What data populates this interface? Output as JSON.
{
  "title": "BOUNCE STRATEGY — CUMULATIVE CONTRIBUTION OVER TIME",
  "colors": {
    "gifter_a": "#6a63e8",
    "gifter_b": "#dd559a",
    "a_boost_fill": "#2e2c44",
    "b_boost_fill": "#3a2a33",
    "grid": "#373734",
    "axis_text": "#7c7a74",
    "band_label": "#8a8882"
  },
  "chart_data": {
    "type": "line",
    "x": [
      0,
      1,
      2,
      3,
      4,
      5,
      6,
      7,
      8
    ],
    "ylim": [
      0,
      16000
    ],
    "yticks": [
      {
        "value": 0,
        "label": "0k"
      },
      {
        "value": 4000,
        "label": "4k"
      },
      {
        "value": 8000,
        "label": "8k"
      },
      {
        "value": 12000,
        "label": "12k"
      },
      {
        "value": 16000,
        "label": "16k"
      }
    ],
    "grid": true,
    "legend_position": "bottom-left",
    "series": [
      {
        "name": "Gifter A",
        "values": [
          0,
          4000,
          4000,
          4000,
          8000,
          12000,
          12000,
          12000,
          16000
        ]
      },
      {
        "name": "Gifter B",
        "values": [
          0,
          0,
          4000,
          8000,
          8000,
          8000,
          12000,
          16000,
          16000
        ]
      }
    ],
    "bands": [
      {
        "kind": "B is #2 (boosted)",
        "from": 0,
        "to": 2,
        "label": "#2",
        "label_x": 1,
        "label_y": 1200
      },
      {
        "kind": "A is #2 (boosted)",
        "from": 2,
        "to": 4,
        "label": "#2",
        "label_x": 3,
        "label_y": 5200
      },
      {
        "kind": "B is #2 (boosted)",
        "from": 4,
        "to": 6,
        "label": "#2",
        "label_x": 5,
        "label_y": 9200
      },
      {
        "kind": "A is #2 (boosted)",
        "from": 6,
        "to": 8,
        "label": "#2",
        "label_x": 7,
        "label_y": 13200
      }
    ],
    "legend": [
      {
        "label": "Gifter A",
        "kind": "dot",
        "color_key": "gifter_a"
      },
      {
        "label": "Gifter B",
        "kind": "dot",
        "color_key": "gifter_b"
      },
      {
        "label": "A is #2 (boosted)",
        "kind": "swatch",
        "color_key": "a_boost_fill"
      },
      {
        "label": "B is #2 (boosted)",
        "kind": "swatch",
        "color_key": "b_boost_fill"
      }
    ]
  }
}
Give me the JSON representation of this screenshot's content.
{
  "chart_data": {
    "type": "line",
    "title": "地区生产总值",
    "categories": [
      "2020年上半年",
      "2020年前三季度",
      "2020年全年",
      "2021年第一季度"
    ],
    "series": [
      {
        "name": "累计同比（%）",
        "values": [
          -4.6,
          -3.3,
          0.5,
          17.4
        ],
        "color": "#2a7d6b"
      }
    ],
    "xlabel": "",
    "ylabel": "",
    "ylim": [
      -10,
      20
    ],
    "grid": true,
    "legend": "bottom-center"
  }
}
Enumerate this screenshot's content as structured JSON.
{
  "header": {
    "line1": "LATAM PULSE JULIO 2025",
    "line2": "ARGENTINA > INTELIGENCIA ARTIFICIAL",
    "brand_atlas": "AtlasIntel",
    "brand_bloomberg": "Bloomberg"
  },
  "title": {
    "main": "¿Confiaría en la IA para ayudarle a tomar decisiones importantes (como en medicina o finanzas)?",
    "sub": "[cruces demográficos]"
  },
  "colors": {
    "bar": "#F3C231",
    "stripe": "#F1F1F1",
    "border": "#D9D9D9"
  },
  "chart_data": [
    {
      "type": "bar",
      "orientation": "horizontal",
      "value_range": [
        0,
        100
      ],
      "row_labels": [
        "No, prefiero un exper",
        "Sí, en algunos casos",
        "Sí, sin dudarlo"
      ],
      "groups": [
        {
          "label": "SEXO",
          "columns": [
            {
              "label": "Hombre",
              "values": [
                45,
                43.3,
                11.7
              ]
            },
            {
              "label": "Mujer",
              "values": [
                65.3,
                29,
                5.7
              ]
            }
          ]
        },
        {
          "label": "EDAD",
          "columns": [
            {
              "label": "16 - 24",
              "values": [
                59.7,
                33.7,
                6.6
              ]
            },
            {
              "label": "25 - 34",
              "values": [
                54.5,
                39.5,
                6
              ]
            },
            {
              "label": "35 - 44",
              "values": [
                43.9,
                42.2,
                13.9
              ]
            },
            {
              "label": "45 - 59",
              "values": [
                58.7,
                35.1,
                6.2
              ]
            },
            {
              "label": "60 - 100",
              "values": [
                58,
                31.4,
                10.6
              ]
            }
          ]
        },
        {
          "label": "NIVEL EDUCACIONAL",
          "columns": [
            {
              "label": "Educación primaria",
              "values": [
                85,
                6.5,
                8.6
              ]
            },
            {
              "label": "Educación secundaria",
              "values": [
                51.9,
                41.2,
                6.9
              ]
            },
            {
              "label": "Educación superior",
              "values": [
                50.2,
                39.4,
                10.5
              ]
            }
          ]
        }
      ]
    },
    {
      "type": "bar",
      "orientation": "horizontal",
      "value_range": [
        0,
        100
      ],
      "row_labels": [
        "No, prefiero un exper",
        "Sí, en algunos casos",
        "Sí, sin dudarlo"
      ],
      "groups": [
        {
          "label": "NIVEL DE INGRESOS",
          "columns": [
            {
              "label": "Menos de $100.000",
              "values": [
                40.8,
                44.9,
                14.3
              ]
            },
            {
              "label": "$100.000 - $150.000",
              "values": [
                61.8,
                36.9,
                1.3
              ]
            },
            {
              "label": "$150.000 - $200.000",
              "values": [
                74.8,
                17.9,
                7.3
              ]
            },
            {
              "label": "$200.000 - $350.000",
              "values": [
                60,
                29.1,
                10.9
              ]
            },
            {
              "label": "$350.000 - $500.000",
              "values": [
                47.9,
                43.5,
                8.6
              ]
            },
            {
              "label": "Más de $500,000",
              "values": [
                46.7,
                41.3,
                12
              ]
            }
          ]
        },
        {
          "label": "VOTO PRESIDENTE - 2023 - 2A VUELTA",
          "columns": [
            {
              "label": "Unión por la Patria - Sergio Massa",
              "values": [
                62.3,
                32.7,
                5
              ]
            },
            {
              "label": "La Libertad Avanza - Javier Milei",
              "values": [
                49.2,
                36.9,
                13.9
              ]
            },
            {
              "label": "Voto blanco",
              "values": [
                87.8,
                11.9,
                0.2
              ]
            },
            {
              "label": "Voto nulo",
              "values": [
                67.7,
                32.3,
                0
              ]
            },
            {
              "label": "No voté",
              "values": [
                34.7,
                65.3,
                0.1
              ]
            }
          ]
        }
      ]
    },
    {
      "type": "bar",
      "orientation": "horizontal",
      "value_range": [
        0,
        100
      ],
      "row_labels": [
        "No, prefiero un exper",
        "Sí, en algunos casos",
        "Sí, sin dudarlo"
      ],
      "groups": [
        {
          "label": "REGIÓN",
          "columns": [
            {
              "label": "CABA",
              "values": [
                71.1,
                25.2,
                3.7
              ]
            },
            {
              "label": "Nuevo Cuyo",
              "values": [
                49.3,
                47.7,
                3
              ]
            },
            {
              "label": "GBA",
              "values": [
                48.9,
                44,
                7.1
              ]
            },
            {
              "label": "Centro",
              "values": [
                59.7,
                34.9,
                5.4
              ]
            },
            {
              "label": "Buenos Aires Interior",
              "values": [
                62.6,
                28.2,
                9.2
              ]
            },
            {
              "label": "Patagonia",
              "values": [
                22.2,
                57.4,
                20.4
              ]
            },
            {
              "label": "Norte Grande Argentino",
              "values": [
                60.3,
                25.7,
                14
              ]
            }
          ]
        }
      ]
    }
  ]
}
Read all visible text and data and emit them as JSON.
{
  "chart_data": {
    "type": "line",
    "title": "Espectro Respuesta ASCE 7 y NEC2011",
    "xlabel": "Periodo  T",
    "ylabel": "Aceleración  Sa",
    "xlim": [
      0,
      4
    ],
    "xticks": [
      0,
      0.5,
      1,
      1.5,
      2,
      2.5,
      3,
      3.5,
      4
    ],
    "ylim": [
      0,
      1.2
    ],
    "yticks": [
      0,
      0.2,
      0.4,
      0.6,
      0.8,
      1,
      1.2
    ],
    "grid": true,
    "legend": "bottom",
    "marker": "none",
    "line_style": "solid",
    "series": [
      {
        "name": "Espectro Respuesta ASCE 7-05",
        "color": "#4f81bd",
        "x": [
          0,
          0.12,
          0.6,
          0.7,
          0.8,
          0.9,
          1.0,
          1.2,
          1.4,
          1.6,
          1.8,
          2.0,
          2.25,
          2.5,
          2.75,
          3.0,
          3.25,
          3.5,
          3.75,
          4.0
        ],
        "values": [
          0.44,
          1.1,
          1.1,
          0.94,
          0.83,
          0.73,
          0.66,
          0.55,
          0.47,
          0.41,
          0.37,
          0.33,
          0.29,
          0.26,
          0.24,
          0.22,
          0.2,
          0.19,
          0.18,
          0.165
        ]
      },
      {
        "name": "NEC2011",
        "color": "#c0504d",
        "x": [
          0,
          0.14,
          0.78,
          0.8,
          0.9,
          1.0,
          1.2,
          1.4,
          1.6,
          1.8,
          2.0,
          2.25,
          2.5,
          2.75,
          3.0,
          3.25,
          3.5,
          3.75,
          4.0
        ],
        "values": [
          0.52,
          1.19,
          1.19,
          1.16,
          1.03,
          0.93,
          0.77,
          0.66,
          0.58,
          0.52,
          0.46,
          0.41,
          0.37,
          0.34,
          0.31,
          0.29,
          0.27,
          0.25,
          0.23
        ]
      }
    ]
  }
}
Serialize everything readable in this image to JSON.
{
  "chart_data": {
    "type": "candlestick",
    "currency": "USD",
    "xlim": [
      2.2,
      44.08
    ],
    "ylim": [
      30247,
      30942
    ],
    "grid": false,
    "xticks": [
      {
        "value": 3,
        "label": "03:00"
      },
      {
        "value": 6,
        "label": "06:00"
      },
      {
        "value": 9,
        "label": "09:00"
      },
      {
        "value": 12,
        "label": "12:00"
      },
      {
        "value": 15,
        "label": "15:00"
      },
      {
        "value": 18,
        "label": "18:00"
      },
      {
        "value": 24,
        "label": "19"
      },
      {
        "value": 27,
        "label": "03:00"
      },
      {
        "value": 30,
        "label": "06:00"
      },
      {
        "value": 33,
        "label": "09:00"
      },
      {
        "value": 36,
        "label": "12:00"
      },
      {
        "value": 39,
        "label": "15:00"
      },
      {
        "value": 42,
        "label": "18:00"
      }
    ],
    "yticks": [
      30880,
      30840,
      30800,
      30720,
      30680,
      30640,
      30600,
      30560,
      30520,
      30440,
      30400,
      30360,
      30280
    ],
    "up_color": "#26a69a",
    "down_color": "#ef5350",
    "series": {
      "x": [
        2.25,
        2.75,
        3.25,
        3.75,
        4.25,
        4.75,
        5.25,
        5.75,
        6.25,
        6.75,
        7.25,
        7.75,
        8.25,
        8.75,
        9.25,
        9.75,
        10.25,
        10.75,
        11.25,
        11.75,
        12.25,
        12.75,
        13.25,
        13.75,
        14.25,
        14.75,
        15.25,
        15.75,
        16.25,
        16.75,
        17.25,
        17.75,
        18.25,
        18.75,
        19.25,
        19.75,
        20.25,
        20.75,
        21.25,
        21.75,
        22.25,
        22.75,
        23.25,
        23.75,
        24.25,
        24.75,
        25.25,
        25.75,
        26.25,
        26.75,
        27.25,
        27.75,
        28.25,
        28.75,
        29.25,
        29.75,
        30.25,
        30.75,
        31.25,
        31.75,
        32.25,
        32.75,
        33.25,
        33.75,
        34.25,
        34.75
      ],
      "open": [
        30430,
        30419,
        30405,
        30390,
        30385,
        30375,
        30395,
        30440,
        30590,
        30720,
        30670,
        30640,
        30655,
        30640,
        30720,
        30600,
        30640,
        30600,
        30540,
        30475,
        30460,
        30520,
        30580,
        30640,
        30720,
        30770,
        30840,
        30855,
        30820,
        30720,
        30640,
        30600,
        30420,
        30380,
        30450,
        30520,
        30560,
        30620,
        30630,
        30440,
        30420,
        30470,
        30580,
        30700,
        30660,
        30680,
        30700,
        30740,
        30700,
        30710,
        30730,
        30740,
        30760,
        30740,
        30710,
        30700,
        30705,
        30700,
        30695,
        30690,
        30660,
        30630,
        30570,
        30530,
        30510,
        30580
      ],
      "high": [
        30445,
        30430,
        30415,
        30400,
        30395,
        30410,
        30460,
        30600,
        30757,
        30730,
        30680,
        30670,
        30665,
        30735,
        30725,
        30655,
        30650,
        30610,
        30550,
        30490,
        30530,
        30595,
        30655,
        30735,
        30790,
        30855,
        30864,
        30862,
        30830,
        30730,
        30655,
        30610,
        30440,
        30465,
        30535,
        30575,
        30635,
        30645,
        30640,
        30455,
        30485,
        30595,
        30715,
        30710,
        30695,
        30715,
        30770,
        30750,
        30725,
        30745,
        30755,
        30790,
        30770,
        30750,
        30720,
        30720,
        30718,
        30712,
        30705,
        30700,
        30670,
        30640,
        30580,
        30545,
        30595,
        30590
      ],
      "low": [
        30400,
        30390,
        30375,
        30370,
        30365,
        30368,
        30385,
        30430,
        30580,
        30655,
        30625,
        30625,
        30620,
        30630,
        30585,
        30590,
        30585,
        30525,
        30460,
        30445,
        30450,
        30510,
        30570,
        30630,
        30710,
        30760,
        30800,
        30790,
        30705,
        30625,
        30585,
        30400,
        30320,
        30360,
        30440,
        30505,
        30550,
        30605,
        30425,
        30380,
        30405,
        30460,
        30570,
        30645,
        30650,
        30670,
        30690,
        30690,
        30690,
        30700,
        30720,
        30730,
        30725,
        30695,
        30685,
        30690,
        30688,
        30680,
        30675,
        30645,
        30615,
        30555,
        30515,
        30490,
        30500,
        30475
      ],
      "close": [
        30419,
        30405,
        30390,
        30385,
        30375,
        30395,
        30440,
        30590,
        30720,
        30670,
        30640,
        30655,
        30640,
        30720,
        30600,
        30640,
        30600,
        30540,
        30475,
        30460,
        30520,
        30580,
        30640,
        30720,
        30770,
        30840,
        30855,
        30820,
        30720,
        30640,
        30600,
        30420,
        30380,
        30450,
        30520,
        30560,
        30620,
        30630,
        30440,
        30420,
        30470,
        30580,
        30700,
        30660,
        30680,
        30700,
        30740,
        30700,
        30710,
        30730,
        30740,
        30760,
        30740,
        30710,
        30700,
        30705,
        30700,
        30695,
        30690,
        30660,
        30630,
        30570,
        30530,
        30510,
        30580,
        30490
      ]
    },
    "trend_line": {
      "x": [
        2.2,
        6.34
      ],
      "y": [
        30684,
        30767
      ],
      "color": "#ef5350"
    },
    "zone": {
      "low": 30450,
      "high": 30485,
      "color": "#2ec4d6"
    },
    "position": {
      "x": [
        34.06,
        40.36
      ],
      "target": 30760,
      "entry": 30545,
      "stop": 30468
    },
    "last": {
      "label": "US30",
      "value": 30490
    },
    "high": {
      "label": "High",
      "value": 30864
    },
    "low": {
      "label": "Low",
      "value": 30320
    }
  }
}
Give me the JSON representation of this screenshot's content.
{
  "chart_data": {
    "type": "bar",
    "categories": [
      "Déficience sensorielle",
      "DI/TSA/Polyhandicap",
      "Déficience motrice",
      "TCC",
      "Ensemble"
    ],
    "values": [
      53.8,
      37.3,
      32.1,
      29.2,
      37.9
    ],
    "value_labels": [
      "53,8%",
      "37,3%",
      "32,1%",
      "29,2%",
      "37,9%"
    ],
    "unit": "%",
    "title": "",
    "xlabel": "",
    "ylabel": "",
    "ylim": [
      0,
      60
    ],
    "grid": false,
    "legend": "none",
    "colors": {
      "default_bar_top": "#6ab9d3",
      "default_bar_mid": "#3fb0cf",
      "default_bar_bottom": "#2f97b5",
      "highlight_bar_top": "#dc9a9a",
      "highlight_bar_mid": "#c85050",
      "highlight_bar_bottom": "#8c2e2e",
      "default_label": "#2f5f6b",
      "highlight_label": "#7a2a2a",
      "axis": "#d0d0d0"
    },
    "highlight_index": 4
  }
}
┄┄┄┄┄┄┄┄┄┄┄┄┄┄┄┄┄┄┄┄
Tally up how many lines in the preceding listing contain the word "this". Give nothing but the number.

5